Goal: Give the number of lines that hold the string "문학세계를". Nothing else is needed.

# # # #

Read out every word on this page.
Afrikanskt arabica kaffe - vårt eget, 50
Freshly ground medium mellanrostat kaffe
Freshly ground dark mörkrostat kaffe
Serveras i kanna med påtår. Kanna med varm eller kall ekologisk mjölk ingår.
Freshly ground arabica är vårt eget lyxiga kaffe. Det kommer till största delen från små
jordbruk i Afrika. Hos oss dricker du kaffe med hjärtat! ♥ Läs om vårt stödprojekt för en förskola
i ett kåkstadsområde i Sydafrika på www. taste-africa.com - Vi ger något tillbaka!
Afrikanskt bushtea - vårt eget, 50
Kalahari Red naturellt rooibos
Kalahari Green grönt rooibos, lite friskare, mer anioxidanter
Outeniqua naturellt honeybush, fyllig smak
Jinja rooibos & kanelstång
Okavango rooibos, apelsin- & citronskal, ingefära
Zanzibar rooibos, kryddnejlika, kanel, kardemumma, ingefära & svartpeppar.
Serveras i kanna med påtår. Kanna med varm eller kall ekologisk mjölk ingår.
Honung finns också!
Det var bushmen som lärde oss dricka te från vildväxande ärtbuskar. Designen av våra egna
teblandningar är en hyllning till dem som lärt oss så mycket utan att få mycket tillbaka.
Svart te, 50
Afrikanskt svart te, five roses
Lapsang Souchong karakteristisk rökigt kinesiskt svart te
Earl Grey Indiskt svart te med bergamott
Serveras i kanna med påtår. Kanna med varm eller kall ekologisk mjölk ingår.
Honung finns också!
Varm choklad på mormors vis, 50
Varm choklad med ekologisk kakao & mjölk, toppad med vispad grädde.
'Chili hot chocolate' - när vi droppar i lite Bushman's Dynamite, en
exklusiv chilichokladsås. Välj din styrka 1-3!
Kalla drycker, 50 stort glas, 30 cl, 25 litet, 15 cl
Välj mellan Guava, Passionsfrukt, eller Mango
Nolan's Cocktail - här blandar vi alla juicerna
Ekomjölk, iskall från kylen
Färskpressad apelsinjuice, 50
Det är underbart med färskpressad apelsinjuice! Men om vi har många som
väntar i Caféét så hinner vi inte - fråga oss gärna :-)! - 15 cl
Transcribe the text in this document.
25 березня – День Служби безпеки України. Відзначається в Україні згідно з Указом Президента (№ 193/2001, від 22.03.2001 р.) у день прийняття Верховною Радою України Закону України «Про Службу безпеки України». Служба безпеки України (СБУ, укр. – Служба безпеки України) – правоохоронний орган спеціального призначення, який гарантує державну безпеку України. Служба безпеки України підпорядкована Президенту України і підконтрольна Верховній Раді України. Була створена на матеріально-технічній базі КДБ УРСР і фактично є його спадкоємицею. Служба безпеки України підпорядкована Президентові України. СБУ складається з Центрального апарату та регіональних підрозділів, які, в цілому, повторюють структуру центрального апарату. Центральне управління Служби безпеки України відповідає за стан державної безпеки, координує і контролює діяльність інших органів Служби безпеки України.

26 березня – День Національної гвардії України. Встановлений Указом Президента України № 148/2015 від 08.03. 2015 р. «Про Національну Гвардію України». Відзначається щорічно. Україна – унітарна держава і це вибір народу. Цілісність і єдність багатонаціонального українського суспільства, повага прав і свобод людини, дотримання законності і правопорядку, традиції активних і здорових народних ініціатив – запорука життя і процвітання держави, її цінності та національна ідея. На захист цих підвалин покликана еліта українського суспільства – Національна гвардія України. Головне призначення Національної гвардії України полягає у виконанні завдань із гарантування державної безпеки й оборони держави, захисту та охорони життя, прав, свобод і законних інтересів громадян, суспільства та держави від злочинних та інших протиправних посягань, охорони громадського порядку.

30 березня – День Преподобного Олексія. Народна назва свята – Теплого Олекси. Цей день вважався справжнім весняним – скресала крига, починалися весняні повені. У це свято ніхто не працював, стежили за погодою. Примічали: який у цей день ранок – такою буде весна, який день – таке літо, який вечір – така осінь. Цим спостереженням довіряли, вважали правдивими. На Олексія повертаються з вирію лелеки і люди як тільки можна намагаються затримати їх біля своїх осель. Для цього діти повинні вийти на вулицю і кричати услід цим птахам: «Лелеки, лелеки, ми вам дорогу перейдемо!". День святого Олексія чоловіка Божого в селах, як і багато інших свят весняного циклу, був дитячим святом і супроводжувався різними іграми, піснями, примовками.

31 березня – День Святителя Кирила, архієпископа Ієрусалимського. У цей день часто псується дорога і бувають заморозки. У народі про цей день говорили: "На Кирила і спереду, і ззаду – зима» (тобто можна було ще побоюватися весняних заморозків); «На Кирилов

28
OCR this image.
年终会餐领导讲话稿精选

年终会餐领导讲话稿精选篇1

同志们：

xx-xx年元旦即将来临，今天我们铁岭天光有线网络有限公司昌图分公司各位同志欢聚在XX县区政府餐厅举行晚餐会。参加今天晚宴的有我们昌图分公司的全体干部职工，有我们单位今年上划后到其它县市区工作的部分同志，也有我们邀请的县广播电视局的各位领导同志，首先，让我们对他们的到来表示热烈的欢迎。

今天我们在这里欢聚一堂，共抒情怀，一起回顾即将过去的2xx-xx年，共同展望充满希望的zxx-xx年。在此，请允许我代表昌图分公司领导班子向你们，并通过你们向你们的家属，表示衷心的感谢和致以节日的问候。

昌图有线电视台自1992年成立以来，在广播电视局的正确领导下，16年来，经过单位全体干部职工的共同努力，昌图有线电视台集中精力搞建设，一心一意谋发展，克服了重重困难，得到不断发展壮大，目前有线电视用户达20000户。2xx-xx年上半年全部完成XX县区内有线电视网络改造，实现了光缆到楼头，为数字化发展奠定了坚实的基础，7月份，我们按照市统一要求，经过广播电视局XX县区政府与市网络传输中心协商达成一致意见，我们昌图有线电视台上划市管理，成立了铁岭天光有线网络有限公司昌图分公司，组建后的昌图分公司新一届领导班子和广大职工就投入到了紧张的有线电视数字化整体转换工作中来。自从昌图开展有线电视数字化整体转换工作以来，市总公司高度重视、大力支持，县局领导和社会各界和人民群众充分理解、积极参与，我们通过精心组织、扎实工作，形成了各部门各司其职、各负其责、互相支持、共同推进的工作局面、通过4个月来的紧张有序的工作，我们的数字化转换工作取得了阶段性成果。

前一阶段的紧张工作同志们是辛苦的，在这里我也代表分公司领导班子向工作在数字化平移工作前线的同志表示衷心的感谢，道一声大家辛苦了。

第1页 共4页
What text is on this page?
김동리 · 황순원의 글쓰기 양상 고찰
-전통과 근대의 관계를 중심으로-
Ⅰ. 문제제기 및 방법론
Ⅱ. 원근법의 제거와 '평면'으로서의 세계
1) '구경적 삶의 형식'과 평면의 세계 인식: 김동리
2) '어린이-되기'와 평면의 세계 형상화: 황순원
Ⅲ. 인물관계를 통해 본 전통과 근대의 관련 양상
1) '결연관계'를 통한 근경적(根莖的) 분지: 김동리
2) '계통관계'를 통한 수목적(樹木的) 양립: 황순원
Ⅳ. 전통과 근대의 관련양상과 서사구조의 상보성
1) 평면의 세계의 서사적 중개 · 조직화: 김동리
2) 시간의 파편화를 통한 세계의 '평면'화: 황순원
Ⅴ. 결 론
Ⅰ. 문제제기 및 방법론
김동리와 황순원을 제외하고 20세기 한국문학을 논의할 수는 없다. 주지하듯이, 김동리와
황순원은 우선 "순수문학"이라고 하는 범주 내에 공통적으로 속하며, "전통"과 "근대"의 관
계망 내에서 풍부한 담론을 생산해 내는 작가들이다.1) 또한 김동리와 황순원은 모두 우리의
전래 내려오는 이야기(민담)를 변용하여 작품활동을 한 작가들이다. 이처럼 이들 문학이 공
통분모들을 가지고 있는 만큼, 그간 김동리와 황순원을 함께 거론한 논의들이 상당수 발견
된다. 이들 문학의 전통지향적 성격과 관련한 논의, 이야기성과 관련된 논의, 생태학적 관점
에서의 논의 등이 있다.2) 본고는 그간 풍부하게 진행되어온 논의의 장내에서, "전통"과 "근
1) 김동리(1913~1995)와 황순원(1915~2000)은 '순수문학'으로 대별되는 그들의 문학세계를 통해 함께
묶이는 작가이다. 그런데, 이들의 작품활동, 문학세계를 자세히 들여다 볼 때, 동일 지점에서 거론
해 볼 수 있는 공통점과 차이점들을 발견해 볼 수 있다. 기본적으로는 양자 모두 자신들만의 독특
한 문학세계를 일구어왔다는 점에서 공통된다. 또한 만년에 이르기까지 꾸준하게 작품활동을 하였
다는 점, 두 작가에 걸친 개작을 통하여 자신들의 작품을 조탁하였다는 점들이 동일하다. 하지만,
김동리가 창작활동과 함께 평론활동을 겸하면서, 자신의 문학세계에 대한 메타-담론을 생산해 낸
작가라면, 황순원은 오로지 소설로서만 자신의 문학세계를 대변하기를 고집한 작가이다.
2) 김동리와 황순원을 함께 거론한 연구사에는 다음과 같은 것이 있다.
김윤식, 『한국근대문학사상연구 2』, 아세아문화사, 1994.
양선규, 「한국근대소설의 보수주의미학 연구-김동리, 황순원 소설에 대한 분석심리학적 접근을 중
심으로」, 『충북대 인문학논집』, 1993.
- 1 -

# # # #

Complete answer: 4